Search the data for the string "B²R²" and extract every line where it appears.

-- start of Exercise input --

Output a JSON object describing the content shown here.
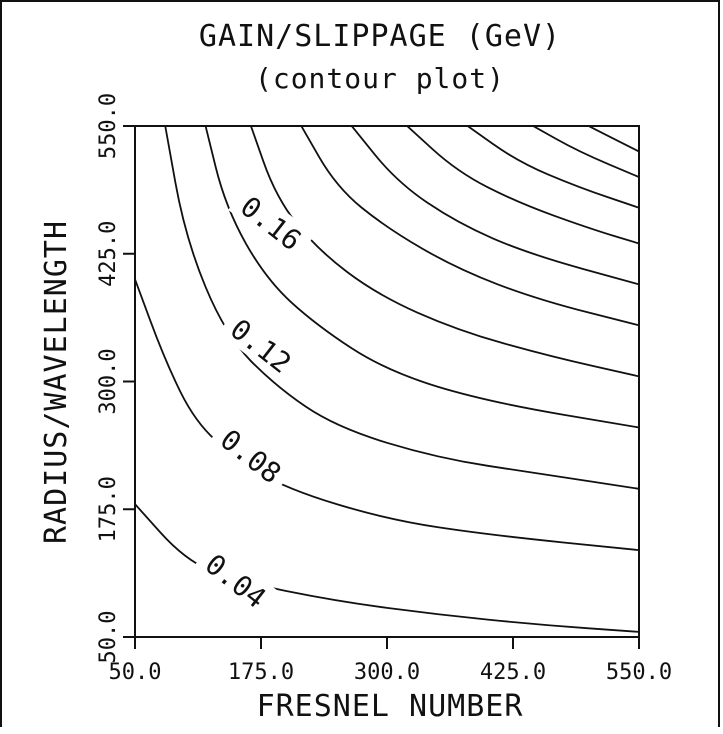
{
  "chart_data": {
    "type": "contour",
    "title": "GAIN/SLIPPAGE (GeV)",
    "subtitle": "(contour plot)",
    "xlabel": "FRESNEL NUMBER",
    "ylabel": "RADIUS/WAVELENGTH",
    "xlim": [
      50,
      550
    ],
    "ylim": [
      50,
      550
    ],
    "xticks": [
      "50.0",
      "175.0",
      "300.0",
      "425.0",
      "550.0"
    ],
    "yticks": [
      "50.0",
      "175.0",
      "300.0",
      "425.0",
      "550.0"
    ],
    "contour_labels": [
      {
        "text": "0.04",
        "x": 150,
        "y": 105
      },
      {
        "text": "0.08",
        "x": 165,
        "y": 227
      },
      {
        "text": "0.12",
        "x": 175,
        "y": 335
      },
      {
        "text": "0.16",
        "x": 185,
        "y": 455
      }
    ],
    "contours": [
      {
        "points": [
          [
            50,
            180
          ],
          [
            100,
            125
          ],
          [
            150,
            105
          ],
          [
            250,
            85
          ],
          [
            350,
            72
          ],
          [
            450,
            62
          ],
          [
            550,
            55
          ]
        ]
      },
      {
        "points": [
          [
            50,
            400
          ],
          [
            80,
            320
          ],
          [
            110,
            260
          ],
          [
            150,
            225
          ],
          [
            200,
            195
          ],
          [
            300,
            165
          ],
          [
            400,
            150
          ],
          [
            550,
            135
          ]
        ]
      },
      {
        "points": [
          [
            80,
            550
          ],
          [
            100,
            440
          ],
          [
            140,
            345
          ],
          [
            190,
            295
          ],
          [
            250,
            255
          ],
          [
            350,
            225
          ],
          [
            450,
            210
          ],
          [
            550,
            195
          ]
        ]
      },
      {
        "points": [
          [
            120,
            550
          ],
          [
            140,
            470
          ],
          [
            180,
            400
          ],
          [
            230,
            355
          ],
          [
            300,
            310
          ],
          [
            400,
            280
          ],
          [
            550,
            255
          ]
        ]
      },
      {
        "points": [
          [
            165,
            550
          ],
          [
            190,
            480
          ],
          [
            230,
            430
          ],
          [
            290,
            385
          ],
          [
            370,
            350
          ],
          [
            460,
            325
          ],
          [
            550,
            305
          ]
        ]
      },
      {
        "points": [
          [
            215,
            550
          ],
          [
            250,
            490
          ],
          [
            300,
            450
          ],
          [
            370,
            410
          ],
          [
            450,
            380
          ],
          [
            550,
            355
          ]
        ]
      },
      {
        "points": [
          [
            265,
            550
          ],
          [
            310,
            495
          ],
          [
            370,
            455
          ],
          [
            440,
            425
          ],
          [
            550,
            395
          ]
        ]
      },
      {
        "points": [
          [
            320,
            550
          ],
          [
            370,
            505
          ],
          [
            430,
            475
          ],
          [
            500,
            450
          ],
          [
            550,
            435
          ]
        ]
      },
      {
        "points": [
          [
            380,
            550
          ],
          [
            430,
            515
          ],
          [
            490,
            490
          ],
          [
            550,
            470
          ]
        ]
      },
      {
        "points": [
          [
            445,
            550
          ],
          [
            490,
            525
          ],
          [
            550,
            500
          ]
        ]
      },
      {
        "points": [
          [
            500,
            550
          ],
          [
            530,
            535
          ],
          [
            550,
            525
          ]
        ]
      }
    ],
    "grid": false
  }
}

-- end of Exercise input --
-- start of Exercise input --

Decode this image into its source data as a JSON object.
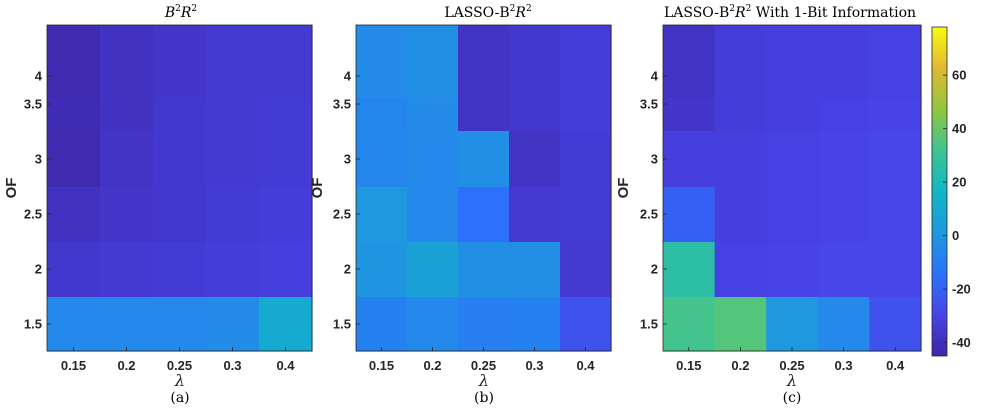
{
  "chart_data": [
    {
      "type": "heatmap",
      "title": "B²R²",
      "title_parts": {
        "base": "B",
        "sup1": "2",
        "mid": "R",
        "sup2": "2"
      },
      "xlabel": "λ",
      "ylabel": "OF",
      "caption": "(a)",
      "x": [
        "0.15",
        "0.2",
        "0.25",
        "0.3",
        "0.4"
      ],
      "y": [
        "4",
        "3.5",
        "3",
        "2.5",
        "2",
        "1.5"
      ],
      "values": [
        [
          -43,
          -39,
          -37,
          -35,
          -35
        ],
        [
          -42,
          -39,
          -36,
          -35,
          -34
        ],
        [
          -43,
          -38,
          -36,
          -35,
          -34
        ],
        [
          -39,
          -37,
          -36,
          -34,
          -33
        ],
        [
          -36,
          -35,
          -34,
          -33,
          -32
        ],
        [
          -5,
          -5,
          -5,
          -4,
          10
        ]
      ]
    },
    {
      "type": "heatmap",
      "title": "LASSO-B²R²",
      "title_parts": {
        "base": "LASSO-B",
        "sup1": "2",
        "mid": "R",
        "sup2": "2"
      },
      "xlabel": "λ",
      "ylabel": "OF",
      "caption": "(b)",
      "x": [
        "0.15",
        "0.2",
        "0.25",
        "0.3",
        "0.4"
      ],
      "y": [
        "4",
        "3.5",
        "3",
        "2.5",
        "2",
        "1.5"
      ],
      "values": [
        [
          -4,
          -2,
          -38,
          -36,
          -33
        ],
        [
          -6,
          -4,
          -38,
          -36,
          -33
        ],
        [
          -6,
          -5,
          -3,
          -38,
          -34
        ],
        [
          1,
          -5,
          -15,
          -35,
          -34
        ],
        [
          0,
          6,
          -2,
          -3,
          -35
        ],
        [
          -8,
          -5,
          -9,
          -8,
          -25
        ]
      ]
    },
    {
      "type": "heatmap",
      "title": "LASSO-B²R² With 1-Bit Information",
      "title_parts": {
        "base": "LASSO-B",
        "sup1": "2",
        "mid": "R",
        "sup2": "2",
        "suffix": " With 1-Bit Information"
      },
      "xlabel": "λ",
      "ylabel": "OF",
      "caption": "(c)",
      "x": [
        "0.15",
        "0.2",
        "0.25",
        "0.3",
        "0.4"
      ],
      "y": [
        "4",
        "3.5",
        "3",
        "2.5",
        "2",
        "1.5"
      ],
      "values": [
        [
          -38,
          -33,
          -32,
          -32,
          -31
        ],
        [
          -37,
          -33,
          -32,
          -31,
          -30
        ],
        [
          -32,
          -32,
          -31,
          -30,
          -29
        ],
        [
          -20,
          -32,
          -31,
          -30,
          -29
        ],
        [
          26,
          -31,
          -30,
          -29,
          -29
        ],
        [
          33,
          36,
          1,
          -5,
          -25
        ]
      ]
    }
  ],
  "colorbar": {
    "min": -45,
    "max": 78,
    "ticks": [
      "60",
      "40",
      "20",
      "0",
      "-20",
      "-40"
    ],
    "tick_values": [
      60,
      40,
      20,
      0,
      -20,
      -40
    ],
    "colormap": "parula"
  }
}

-- end of Exercise input --

Task solution >>
      "title": "B²R²",
      "title": "LASSO-B²R²",
      "title": "LASSO-B²R² With 1-Bit Information",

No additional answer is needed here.